__EXERCISE DETAILS__:
In the entries below, identify every line with the string "intensity" and copy it.
--- BEGIN RECORDS FOR THE TASK ---
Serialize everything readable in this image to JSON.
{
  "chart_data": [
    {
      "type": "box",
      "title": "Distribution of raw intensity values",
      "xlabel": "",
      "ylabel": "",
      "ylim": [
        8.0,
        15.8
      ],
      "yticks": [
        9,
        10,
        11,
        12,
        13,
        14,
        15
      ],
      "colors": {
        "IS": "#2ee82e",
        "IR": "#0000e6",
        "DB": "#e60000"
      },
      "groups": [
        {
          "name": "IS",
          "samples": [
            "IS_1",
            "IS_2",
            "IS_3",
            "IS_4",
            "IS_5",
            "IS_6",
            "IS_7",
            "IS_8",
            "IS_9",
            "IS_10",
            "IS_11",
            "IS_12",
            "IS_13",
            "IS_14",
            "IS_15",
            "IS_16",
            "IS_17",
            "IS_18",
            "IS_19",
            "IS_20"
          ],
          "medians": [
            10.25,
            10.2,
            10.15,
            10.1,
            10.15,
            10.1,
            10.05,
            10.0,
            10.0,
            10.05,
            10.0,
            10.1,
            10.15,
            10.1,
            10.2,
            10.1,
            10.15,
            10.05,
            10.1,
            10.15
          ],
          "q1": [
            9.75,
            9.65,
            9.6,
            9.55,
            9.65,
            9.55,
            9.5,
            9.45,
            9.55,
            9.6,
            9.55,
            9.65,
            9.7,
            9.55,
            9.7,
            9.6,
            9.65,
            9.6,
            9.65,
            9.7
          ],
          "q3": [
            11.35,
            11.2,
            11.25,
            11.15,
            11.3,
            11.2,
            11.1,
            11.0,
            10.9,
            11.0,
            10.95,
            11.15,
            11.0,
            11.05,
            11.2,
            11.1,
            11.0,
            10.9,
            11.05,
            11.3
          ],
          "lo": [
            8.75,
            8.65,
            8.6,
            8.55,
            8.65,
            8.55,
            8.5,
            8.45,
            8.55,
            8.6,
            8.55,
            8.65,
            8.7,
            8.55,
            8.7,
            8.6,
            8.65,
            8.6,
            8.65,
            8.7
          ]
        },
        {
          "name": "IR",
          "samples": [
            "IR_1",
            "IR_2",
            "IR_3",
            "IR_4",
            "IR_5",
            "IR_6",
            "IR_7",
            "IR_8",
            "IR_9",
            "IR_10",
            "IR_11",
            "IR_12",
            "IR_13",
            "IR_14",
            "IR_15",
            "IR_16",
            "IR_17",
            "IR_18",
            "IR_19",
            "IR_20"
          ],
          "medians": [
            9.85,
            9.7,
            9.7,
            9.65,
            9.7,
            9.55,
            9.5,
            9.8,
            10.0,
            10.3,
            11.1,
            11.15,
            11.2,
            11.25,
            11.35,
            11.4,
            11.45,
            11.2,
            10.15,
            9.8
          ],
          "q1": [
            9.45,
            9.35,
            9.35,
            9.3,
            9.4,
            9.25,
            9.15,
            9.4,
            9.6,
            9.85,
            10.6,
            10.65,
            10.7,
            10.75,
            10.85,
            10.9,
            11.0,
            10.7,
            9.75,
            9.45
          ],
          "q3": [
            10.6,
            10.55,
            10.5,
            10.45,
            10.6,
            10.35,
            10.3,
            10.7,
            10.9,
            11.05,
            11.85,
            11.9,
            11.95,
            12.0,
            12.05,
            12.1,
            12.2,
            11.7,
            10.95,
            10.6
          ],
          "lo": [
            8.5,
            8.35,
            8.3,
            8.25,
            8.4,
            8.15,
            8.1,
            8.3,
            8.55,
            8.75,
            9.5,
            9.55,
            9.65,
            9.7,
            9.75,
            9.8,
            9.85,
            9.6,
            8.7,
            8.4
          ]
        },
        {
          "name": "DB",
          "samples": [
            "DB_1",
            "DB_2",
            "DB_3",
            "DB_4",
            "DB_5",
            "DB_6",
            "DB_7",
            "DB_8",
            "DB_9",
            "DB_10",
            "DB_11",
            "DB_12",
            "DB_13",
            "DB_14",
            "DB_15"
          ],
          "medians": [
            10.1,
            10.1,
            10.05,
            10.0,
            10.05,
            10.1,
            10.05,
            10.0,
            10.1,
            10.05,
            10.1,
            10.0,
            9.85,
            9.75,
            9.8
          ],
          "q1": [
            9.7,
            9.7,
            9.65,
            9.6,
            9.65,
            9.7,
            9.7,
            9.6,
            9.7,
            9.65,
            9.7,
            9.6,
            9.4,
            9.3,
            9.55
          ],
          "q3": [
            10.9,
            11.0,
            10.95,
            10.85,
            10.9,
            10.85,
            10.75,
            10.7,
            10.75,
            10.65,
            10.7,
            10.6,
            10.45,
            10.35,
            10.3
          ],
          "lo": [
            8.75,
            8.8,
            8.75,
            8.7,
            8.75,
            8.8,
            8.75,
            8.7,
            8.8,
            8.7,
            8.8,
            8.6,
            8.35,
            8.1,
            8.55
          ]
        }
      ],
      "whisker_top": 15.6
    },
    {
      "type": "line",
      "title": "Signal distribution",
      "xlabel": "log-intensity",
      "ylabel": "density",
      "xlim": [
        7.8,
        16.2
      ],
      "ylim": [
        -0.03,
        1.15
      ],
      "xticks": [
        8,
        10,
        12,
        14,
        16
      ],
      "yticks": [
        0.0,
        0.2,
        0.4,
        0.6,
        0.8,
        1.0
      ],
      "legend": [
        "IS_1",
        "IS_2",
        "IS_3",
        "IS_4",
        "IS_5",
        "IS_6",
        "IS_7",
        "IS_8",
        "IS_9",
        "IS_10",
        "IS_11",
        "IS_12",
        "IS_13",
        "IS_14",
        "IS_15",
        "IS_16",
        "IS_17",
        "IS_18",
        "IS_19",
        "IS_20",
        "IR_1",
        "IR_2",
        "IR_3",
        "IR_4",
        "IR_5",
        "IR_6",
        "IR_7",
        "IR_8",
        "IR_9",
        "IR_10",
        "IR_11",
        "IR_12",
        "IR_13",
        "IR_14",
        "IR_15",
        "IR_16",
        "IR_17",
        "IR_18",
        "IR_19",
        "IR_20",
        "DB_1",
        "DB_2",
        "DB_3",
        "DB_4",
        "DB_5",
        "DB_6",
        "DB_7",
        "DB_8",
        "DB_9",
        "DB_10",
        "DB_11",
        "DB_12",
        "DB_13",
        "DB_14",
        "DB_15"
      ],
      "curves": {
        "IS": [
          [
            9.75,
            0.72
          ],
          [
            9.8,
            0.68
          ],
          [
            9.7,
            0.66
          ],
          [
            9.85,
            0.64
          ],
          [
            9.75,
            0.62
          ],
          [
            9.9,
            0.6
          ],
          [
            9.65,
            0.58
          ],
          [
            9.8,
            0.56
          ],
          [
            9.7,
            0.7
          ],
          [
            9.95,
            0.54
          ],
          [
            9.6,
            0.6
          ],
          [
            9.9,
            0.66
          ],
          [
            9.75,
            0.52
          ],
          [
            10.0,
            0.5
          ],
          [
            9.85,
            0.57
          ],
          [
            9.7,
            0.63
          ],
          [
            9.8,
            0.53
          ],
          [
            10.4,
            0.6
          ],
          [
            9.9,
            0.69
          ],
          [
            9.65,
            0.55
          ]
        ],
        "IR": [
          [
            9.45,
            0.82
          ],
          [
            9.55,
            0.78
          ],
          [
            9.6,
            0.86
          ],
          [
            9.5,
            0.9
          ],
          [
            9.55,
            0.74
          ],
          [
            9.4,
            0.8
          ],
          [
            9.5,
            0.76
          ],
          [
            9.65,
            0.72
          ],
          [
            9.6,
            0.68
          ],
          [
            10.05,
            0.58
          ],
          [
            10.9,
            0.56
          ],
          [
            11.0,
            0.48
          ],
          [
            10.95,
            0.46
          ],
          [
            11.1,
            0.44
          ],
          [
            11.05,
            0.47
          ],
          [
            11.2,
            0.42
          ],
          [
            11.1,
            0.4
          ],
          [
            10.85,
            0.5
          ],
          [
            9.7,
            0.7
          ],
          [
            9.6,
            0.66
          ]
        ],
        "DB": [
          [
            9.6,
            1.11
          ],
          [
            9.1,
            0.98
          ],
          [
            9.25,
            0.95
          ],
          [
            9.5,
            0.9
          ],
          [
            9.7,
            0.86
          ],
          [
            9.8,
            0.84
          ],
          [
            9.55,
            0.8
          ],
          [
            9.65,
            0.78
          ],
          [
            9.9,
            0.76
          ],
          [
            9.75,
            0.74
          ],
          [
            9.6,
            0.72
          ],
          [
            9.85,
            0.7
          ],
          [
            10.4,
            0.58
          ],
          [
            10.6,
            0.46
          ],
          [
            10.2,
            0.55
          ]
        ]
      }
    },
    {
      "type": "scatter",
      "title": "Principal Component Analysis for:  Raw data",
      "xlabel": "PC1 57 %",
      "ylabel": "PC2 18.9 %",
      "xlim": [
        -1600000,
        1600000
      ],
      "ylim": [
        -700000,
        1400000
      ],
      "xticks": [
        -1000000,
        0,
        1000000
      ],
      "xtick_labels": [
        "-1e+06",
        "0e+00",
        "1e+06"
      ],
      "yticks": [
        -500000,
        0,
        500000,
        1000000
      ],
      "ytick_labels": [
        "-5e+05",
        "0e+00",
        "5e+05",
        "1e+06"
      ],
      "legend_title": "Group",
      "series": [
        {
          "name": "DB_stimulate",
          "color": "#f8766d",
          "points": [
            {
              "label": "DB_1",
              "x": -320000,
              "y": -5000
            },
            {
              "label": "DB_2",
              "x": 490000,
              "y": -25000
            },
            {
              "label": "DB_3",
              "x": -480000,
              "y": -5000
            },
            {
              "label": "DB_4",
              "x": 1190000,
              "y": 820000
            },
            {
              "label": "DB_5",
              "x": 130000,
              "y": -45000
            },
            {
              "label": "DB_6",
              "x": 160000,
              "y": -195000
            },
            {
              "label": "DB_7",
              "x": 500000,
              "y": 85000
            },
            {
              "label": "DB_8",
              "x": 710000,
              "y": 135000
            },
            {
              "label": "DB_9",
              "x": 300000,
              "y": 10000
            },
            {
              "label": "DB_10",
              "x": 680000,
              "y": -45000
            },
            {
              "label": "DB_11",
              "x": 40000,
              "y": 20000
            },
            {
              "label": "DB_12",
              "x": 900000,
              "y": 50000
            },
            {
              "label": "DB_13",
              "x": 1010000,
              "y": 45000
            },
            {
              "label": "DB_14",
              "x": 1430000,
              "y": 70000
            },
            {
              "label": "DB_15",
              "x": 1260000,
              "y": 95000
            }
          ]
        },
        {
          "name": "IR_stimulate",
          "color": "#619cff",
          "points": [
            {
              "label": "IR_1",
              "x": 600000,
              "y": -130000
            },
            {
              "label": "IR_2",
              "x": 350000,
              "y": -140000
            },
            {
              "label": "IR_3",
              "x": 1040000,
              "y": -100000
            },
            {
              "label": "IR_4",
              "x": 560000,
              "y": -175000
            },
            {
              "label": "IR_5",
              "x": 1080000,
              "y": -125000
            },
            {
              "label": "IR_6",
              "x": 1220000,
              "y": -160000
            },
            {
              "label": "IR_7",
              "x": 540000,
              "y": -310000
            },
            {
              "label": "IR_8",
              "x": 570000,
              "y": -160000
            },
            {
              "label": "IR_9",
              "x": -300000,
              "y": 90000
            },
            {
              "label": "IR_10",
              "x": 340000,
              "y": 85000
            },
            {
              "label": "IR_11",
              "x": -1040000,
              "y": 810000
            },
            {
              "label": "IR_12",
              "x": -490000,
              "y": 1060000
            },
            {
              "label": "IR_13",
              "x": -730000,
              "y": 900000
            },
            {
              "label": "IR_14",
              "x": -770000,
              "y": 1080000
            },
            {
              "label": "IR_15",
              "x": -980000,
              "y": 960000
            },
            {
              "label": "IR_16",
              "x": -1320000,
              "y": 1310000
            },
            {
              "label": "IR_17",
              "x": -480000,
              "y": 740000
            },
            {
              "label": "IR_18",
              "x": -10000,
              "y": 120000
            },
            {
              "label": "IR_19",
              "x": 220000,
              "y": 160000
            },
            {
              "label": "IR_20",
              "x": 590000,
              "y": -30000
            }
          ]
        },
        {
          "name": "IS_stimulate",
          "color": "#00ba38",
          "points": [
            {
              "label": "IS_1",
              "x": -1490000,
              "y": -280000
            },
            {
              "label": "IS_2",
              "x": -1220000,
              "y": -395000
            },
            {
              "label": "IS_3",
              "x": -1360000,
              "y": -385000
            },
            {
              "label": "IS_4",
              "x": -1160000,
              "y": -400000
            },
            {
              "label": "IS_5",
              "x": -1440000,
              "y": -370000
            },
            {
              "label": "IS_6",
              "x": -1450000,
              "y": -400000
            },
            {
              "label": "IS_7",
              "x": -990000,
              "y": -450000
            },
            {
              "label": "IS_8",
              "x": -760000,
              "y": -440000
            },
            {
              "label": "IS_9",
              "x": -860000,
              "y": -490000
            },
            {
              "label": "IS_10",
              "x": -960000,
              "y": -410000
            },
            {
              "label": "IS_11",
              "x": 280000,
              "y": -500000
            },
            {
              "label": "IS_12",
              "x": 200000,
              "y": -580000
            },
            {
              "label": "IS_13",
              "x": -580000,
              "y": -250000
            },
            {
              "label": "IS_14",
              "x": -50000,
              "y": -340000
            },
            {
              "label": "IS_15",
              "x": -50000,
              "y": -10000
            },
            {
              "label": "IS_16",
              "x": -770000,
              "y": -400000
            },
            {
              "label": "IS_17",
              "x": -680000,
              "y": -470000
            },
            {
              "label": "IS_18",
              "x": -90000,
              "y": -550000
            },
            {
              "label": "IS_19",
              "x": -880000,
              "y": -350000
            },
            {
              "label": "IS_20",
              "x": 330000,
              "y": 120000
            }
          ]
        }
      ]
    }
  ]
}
--- END RECORDS FOR THE TASK ---
__ANSWER BELOW__:
      "title": "Distribution of raw intensity values",
      "xlabel": "log-intensity",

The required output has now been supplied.